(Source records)
+++++
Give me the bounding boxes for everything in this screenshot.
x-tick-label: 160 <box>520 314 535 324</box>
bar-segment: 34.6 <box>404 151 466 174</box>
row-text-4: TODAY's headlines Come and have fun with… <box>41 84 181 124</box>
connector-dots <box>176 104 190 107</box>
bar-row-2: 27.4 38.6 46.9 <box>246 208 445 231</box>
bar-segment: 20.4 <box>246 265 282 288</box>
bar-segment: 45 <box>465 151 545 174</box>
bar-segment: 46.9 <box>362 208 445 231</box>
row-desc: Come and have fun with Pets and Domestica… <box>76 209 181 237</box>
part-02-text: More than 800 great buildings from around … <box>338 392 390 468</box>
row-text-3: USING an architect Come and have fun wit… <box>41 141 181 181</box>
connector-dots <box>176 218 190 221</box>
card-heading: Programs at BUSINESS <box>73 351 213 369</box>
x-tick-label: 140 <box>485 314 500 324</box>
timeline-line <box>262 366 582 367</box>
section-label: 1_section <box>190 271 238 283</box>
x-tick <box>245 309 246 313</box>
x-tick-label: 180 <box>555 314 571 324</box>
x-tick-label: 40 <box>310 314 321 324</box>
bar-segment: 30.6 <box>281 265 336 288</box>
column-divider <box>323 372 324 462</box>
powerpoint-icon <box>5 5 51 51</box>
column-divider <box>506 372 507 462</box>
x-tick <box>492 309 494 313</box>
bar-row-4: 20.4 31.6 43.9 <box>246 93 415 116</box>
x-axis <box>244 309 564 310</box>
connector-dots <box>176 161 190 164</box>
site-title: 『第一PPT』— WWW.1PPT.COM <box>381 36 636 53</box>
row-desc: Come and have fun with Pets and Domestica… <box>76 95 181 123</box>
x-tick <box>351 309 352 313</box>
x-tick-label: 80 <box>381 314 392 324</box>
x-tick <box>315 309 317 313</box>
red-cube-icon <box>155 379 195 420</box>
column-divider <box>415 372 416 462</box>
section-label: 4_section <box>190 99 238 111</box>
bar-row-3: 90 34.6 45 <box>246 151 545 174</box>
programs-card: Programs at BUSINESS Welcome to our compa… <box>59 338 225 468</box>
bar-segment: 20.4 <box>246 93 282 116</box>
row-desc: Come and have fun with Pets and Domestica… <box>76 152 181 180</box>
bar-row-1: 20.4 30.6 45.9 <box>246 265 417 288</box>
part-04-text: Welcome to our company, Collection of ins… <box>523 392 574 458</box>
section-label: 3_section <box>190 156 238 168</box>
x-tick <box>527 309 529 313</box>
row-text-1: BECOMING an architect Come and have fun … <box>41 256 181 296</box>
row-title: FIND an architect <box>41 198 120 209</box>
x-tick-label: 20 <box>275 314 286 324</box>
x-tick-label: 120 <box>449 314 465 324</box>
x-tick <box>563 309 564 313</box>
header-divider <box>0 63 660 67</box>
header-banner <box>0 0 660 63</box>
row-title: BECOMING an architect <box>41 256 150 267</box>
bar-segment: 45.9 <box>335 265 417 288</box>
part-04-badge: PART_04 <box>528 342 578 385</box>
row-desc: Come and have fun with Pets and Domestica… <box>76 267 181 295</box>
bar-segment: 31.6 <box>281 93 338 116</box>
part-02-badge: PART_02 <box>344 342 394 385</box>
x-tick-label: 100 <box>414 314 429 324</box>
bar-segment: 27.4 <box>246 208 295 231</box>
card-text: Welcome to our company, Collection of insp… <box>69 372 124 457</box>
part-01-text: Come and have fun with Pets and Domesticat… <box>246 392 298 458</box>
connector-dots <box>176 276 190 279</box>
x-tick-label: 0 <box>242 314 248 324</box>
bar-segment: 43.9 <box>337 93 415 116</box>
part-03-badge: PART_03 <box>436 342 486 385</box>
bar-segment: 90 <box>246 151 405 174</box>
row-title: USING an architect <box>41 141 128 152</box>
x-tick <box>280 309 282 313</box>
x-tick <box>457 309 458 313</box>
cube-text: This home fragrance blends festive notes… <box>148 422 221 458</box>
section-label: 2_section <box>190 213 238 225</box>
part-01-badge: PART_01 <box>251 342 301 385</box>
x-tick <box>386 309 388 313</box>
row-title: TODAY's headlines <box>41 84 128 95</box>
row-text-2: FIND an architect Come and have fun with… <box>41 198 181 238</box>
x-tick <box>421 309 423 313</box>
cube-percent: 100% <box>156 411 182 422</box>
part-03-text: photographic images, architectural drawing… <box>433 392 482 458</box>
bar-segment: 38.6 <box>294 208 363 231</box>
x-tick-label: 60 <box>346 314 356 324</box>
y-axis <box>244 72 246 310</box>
+++++
### [Written instruction]
Please print all the records above again, word for word, with every line unchanged.

### [Task result]
Give me the bounding boxes for everything in this screenshot.
x-tick-label: 160 <box>520 314 535 324</box>
bar-segment: 34.6 <box>404 151 466 174</box>
row-text-4: TODAY's headlines Come and have fun with… <box>41 84 181 124</box>
connector-dots <box>176 104 190 107</box>
bar-row-2: 27.4 38.6 46.9 <box>246 208 445 231</box>
bar-segment: 20.4 <box>246 265 282 288</box>
bar-segment: 45 <box>465 151 545 174</box>
bar-segment: 46.9 <box>362 208 445 231</box>
row-desc: Come and have fun with Pets and Domestica… <box>76 209 181 237</box>
part-02-text: More than 800 great buildings from around … <box>338 392 390 468</box>
row-text-3: USING an architect Come and have fun wit… <box>41 141 181 181</box>
connector-dots <box>176 218 190 221</box>
card-heading: Programs at BUSINESS <box>73 351 213 369</box>
x-tick-label: 140 <box>485 314 500 324</box>
timeline-line <box>262 366 582 367</box>
section-label: 1_section <box>190 271 238 283</box>
x-tick <box>245 309 246 313</box>
x-tick-label: 180 <box>555 314 571 324</box>
x-tick-label: 40 <box>310 314 321 324</box>
bar-segment: 30.6 <box>281 265 336 288</box>
column-divider <box>323 372 324 462</box>
powerpoint-icon <box>5 5 51 51</box>
column-divider <box>506 372 507 462</box>
x-tick <box>492 309 494 313</box>
bar-row-4: 20.4 31.6 43.9 <box>246 93 415 116</box>
x-axis <box>244 309 564 310</box>
connector-dots <box>176 161 190 164</box>
site-title: 『第一PPT』— WWW.1PPT.COM <box>381 36 636 53</box>
row-desc: Come and have fun with Pets and Domestica… <box>76 95 181 123</box>
x-tick <box>351 309 352 313</box>
x-tick-label: 80 <box>381 314 392 324</box>
x-tick <box>315 309 317 313</box>
red-cube-icon <box>155 379 195 420</box>
column-divider <box>415 372 416 462</box>
section-label: 4_section <box>190 99 238 111</box>
bar-row-3: 90 34.6 45 <box>246 151 545 174</box>
programs-card: Programs at BUSINESS Welcome to our compa… <box>59 338 225 468</box>
bar-segment: 20.4 <box>246 93 282 116</box>
row-desc: Come and have fun with Pets and Domestica… <box>76 152 181 180</box>
bar-row-1: 20.4 30.6 45.9 <box>246 265 417 288</box>
part-04-text: Welcome to our company, Collection of ins… <box>523 392 574 458</box>
section-label: 3_section <box>190 156 238 168</box>
x-tick <box>527 309 529 313</box>
row-text-1: BECOMING an architect Come and have fun … <box>41 256 181 296</box>
row-title: FIND an architect <box>41 198 120 209</box>
x-tick-label: 20 <box>275 314 286 324</box>
x-tick-label: 120 <box>449 314 465 324</box>
x-tick <box>563 309 564 313</box>
header-divider <box>0 63 660 67</box>
header-banner <box>0 0 660 63</box>
row-title: BECOMING an architect <box>41 256 150 267</box>
bar-segment: 45.9 <box>335 265 417 288</box>
part-04-badge: PART_04 <box>528 342 578 385</box>
row-desc: Come and have fun with Pets and Domestica… <box>76 267 181 295</box>
bar-segment: 31.6 <box>281 93 338 116</box>
part-02-badge: PART_02 <box>344 342 394 385</box>
x-tick-label: 100 <box>414 314 429 324</box>
bar-segment: 27.4 <box>246 208 295 231</box>
card-text: Welcome to our company, Collection of insp… <box>69 372 124 457</box>
part-01-text: Come and have fun with Pets and Domesticat… <box>246 392 298 458</box>
connector-dots <box>176 276 190 279</box>
x-tick-label: 0 <box>242 314 248 324</box>
bar-segment: 43.9 <box>337 93 415 116</box>
part-03-badge: PART_03 <box>436 342 486 385</box>
bar-segment: 90 <box>246 151 405 174</box>
row-title: USING an architect <box>41 141 128 152</box>
x-tick <box>280 309 282 313</box>
x-tick <box>457 309 458 313</box>
cube-text: This home fragrance blends festive notes… <box>148 422 221 458</box>
section-label: 2_section <box>190 213 238 225</box>
part-01-badge: PART_01 <box>251 342 301 385</box>
x-tick <box>386 309 388 313</box>
row-title: TODAY's headlines <box>41 84 128 95</box>
row-text-2: FIND an architect Come and have fun with… <box>41 198 181 238</box>
x-tick <box>421 309 423 313</box>
cube-percent: 100% <box>156 411 182 422</box>
part-03-text: photographic images, architectural drawing… <box>433 392 482 458</box>
bar-segment: 38.6 <box>294 208 363 231</box>
x-tick-label: 60 <box>346 314 356 324</box>
y-axis <box>244 72 246 310</box>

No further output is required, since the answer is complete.